▸ Task description
Omit all pictures. Copy the rest of the material exactly.

▸ Data shown
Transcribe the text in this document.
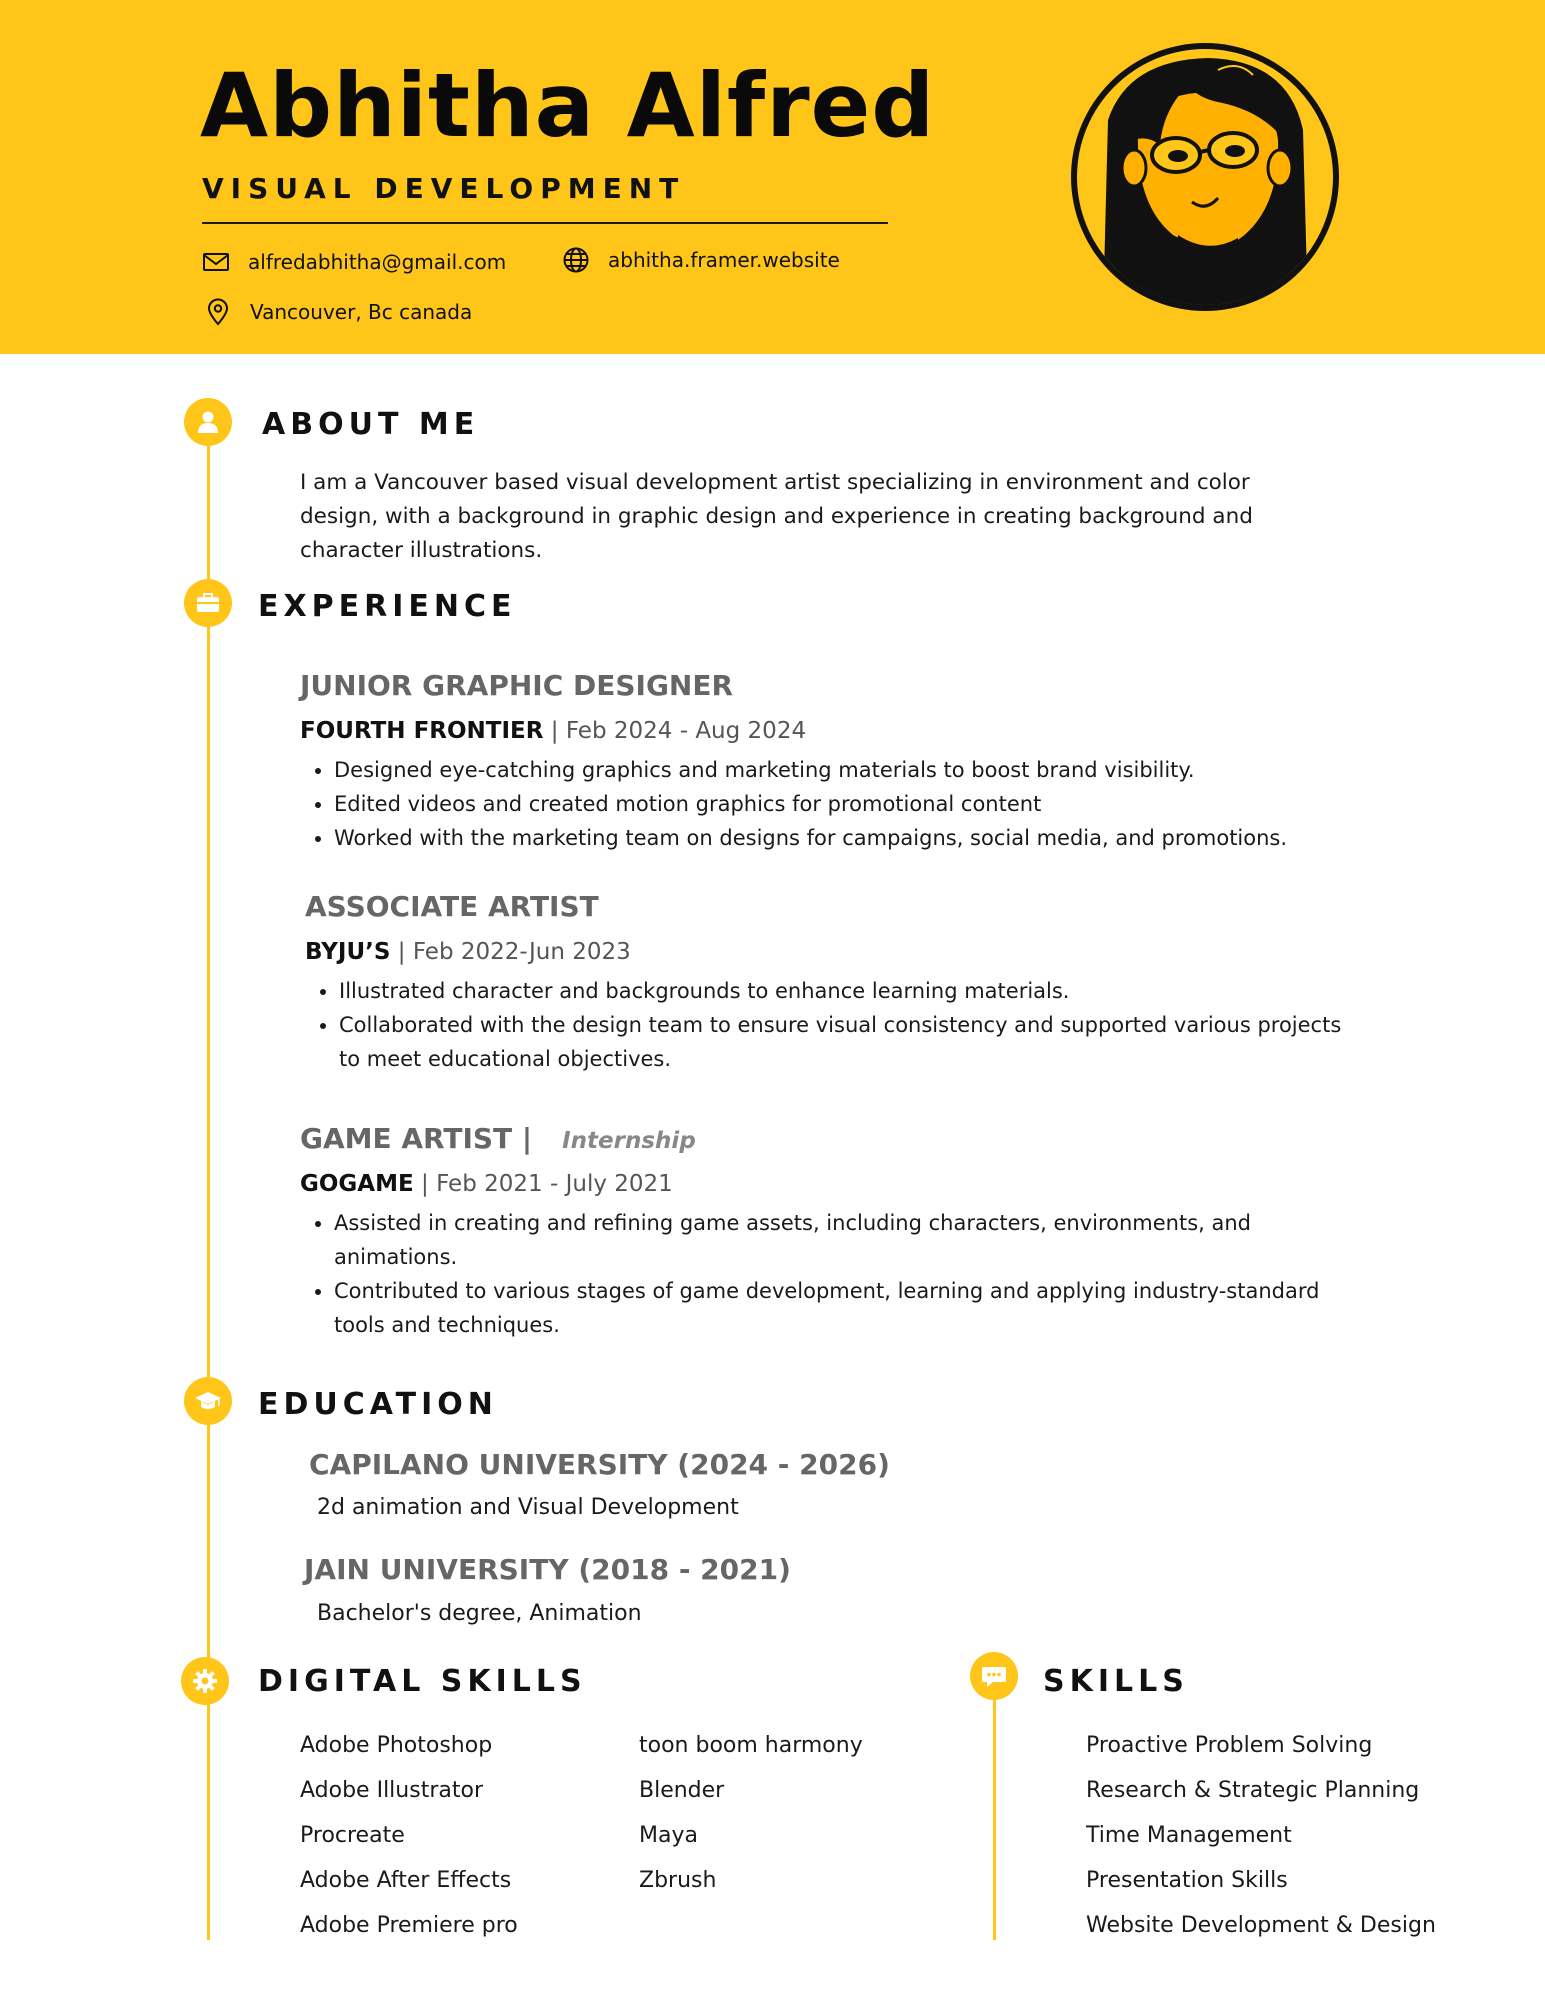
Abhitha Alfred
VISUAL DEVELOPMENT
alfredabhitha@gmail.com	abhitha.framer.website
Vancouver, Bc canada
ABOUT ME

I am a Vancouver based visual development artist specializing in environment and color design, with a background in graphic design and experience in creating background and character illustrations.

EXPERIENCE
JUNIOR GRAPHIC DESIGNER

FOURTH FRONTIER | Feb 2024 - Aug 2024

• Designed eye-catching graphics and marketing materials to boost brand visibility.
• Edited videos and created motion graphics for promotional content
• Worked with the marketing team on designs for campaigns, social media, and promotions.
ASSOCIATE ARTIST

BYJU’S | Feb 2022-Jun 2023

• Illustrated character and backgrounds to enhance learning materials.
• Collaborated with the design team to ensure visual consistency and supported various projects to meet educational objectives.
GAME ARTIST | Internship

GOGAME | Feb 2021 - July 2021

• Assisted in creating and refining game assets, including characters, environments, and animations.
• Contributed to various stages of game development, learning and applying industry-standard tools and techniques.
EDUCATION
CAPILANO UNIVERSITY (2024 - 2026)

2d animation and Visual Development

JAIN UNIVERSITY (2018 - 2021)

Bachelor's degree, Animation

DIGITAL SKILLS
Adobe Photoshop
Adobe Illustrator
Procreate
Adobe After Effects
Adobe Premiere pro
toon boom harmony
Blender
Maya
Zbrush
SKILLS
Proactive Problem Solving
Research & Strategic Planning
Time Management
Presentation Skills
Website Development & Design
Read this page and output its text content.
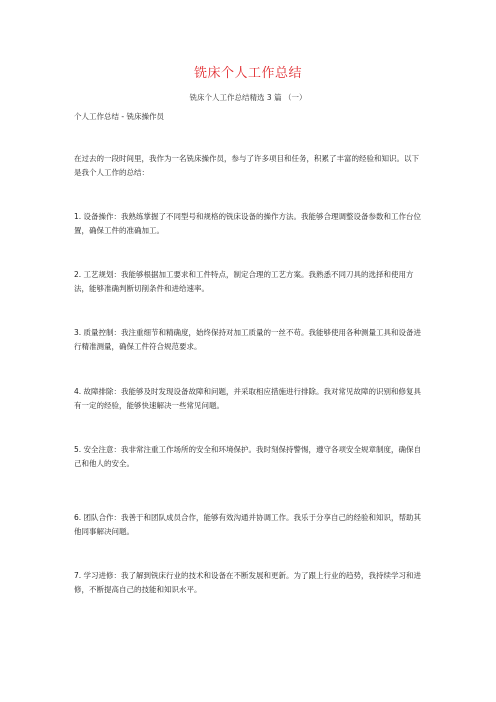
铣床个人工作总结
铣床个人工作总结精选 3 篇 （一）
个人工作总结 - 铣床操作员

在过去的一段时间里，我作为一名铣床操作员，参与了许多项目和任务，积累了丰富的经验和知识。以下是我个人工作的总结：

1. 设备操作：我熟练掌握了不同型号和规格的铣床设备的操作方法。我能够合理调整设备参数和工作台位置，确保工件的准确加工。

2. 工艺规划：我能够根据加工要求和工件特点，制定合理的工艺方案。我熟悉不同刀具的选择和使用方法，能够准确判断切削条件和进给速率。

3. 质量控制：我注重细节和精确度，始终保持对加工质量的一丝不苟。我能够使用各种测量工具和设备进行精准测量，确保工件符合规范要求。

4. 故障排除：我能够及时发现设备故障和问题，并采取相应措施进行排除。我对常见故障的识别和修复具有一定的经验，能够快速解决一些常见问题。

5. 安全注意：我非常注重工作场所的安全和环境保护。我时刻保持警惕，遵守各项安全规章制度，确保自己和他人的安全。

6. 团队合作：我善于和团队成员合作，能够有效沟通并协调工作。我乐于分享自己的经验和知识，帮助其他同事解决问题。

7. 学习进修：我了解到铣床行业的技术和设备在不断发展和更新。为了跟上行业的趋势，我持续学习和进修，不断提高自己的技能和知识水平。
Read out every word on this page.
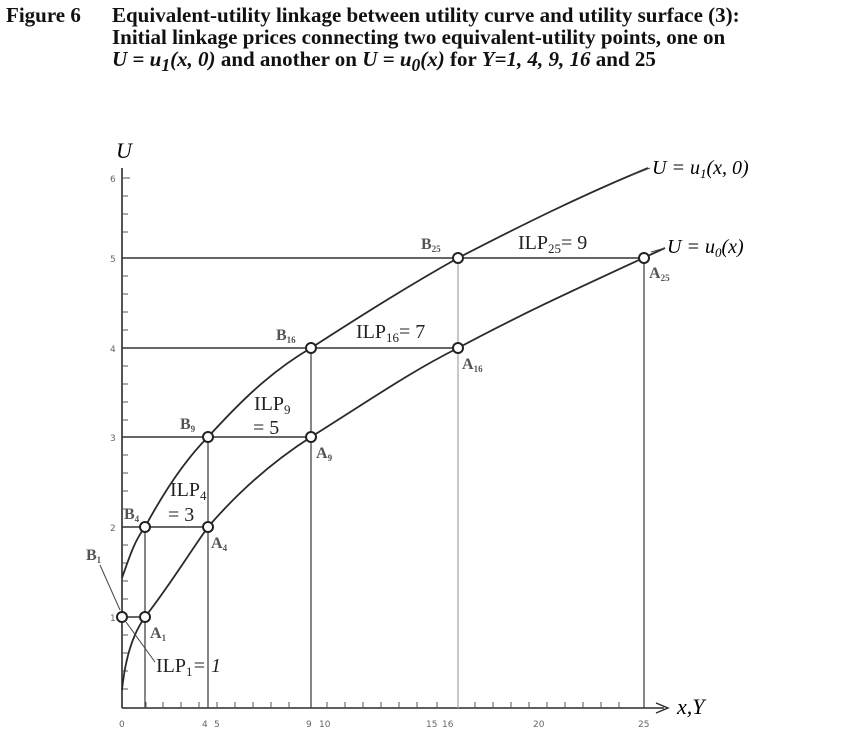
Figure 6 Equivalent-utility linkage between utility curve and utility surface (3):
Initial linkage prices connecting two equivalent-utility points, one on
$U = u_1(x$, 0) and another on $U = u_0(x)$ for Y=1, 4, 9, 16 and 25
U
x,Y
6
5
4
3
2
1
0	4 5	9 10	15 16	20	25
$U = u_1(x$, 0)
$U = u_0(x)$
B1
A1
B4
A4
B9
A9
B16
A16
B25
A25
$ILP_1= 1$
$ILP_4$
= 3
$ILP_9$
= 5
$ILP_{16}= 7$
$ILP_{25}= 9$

▸ Finished task
Transcribe the text in this document.
Abhitha Alfred
VISUAL DEVELOPMENT
alfredabhitha@gmail.com	abhitha.framer.website
Vancouver, Bc canada
ABOUT ME

I am a Vancouver based visual development artist specializing in environment and color design, with a background in graphic design and experience in creating background and character illustrations.

EXPERIENCE
JUNIOR GRAPHIC DESIGNER

FOURTH FRONTIER | Feb 2024 - Aug 2024

• Designed eye-catching graphics and marketing materials to boost brand visibility.
• Edited videos and created motion graphics for promotional content
• Worked with the marketing team on designs for campaigns, social media, and promotions.
ASSOCIATE ARTIST

BYJU’S | Feb 2022-Jun 2023

• Illustrated character and backgrounds to enhance learning materials.
• Collaborated with the design team to ensure visual consistency and supported various projects to meet educational objectives.
GAME ARTIST | Internship

GOGAME | Feb 2021 - July 2021

• Assisted in creating and refining game assets, including characters, environments, and animations.
• Contributed to various stages of game development, learning and applying industry-standard tools and techniques.
EDUCATION
CAPILANO UNIVERSITY (2024 - 2026)

2d animation and Visual Development

JAIN UNIVERSITY (2018 - 2021)

Bachelor's degree, Animation

DIGITAL SKILLS
Adobe Photoshop
Adobe Illustrator
Procreate
Adobe After Effects
Adobe Premiere pro
toon boom harmony
Blender
Maya
Zbrush
SKILLS
Proactive Problem Solving
Research & Strategic Planning
Time Management
Presentation Skills
Website Development & Design
Read this page and output its text content.
铣床个人工作总结
铣床个人工作总结精选 3 篇 （一）
个人工作总结 - 铣床操作员

在过去的一段时间里，我作为一名铣床操作员，参与了许多项目和任务，积累了丰富的经验和知识。以下是我个人工作的总结：

1. 设备操作：我熟练掌握了不同型号和规格的铣床设备的操作方法。我能够合理调整设备参数和工作台位置，确保工件的准确加工。

2. 工艺规划：我能够根据加工要求和工件特点，制定合理的工艺方案。我熟悉不同刀具的选择和使用方法，能够准确判断切削条件和进给速率。

3. 质量控制：我注重细节和精确度，始终保持对加工质量的一丝不苟。我能够使用各种测量工具和设备进行精准测量，确保工件符合规范要求。

4. 故障排除：我能够及时发现设备故障和问题，并采取相应措施进行排除。我对常见故障的识别和修复具有一定的经验，能够快速解决一些常见问题。

5. 安全注意：我非常注重工作场所的安全和环境保护。我时刻保持警惕，遵守各项安全规章制度，确保自己和他人的安全。

6. 团队合作：我善于和团队成员合作，能够有效沟通并协调工作。我乐于分享自己的经验和知识，帮助其他同事解决问题。

7. 学习进修：我了解到铣床行业的技术和设备在不断发展和更新。为了跟上行业的趋势，我持续学习和进修，不断提高自己的技能和知识水平。
Read out every word on this page.
Figure 6 Equivalent-utility linkage between utility curve and utility surface (3):
Initial linkage prices connecting two equivalent-utility points, one on
$U = u_1(x$, 0) and another on $U = u_0(x)$ for Y=1, 4, 9, 16 and 25
U
x,Y
6
5
4
3
2
1
0	4 5	9 10	15 16	20	25
$U = u_1(x$, 0)
$U = u_0(x)$
B1
A1
B4
A4
B9
A9
B16
A16
B25
A25
$ILP_1= 1$
$ILP_4$
= 3
$ILP_9$
= 5
$ILP_{16}= 7$
$ILP_{25}= 9$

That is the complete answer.